#### [What is required]
Reproduce all of the data below without alteration; exclude every picture.

*****

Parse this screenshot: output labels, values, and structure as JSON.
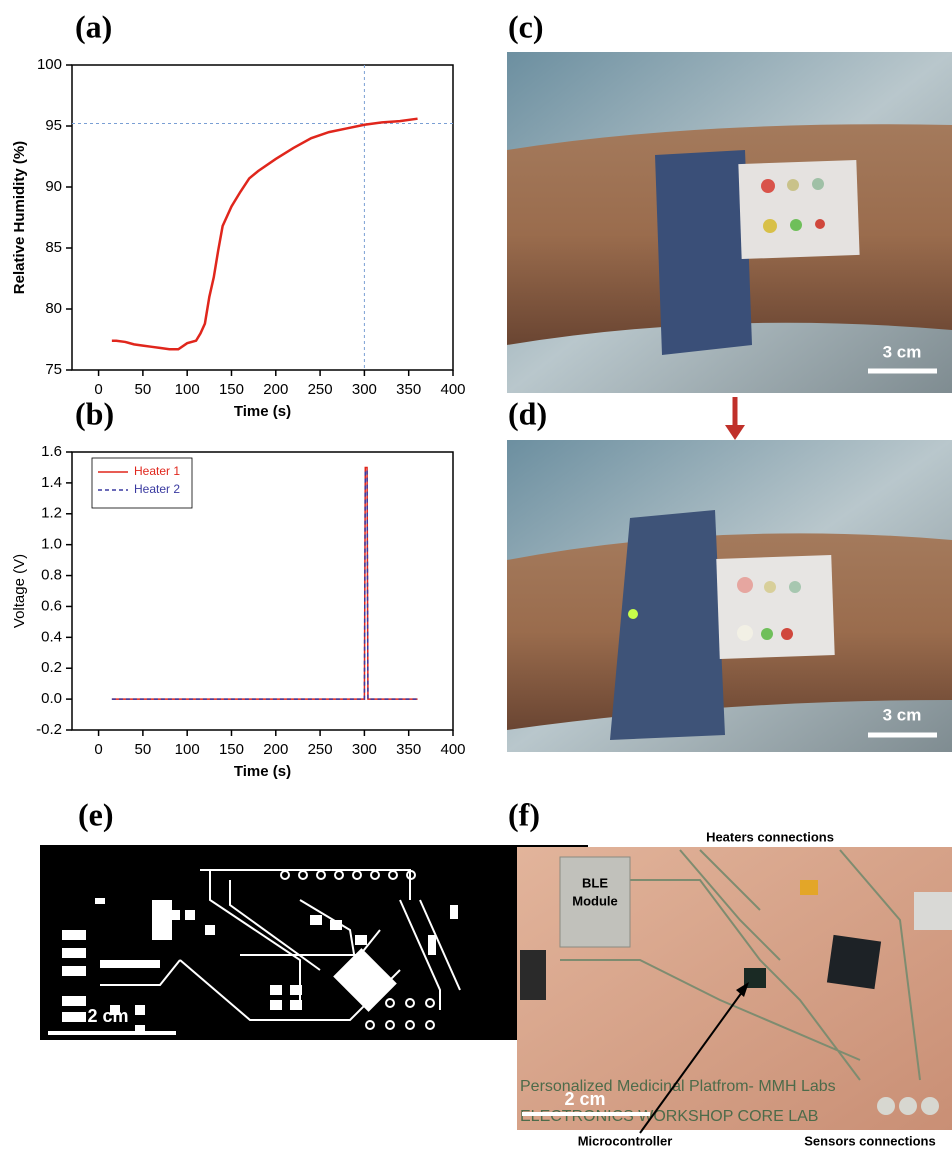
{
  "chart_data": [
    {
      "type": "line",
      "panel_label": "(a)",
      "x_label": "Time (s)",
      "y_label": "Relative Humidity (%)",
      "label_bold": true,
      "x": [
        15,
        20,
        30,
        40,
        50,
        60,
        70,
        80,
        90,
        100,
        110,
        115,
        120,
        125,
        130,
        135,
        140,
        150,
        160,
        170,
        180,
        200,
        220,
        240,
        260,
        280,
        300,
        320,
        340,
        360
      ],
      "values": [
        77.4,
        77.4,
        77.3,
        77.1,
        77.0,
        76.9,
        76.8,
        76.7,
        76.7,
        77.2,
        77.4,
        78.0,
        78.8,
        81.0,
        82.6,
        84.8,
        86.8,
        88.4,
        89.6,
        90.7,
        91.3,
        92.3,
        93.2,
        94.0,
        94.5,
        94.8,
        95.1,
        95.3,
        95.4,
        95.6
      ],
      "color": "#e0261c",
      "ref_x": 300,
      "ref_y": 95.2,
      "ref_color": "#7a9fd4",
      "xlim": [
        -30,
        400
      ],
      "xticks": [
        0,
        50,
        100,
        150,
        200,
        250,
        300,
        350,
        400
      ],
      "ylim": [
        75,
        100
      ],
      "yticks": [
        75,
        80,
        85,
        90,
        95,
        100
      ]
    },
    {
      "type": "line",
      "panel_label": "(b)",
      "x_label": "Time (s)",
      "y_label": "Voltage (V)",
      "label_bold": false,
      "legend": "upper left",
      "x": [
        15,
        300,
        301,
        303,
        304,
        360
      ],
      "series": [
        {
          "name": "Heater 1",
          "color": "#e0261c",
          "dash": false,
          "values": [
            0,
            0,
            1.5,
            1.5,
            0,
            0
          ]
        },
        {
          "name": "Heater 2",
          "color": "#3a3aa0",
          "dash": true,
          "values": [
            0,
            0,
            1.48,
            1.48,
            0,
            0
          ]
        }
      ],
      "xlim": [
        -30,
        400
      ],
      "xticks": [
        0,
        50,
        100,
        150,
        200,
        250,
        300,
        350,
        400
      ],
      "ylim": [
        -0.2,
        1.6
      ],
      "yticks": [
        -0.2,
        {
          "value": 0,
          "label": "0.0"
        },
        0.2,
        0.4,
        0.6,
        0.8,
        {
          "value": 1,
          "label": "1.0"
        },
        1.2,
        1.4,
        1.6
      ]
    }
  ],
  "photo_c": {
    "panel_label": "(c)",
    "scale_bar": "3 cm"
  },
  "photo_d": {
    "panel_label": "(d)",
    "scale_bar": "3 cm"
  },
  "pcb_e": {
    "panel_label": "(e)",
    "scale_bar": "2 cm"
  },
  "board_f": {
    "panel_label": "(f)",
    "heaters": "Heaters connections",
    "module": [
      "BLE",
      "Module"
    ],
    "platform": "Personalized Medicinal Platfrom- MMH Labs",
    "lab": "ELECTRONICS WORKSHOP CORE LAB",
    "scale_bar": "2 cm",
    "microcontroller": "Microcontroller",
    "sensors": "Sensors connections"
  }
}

*****

#### [In response]
Parse this screenshot: output labels, values, and structure as JSON.
{
  "chart_data": [
    {
      "type": "line",
      "panel_label": "(a)",
      "x_label": "Time (s)",
      "y_label": "Relative Humidity (%)",
      "label_bold": true,
      "x": [
        15,
        20,
        30,
        40,
        50,
        60,
        70,
        80,
        90,
        100,
        110,
        115,
        120,
        125,
        130,
        135,
        140,
        150,
        160,
        170,
        180,
        200,
        220,
        240,
        260,
        280,
        300,
        320,
        340,
        360
      ],
      "values": [
        77.4,
        77.4,
        77.3,
        77.1,
        77.0,
        76.9,
        76.8,
        76.7,
        76.7,
        77.2,
        77.4,
        78.0,
        78.8,
        81.0,
        82.6,
        84.8,
        86.8,
        88.4,
        89.6,
        90.7,
        91.3,
        92.3,
        93.2,
        94.0,
        94.5,
        94.8,
        95.1,
        95.3,
        95.4,
        95.6
      ],
      "color": "#e0261c",
      "ref_x": 300,
      "ref_y": 95.2,
      "ref_color": "#7a9fd4",
      "xlim": [
        -30,
        400
      ],
      "xticks": [
        0,
        50,
        100,
        150,
        200,
        250,
        300,
        350,
        400
      ],
      "ylim": [
        75,
        100
      ],
      "yticks": [
        75,
        80,
        85,
        90,
        95,
        100
      ]
    },
    {
      "type": "line",
      "panel_label": "(b)",
      "x_label": "Time (s)",
      "y_label": "Voltage (V)",
      "label_bold": false,
      "legend": "upper left",
      "x": [
        15,
        300,
        301,
        303,
        304,
        360
      ],
      "series": [
        {
          "name": "Heater 1",
          "color": "#e0261c",
          "dash": false,
          "values": [
            0,
            0,
            1.5,
            1.5,
            0,
            0
          ]
        },
        {
          "name": "Heater 2",
          "color": "#3a3aa0",
          "dash": true,
          "values": [
            0,
            0,
            1.48,
            1.48,
            0,
            0
          ]
        }
      ],
      "xlim": [
        -30,
        400
      ],
      "xticks": [
        0,
        50,
        100,
        150,
        200,
        250,
        300,
        350,
        400
      ],
      "ylim": [
        -0.2,
        1.6
      ],
      "yticks": [
        -0.2,
        {
          "value": 0,
          "label": "0.0"
        },
        0.2,
        0.4,
        0.6,
        0.8,
        {
          "value": 1,
          "label": "1.0"
        },
        1.2,
        1.4,
        1.6
      ]
    }
  ],
  "photo_c": {
    "panel_label": "(c)",
    "scale_bar": "3 cm"
  },
  "photo_d": {
    "panel_label": "(d)",
    "scale_bar": "3 cm"
  },
  "pcb_e": {
    "panel_label": "(e)",
    "scale_bar": "2 cm"
  },
  "board_f": {
    "panel_label": "(f)",
    "heaters": "Heaters connections",
    "module": [
      "BLE",
      "Module"
    ],
    "platform": "Personalized Medicinal Platfrom- MMH Labs",
    "lab": "ELECTRONICS WORKSHOP CORE LAB",
    "scale_bar": "2 cm",
    "microcontroller": "Microcontroller",
    "sensors": "Sensors connections"
  }
}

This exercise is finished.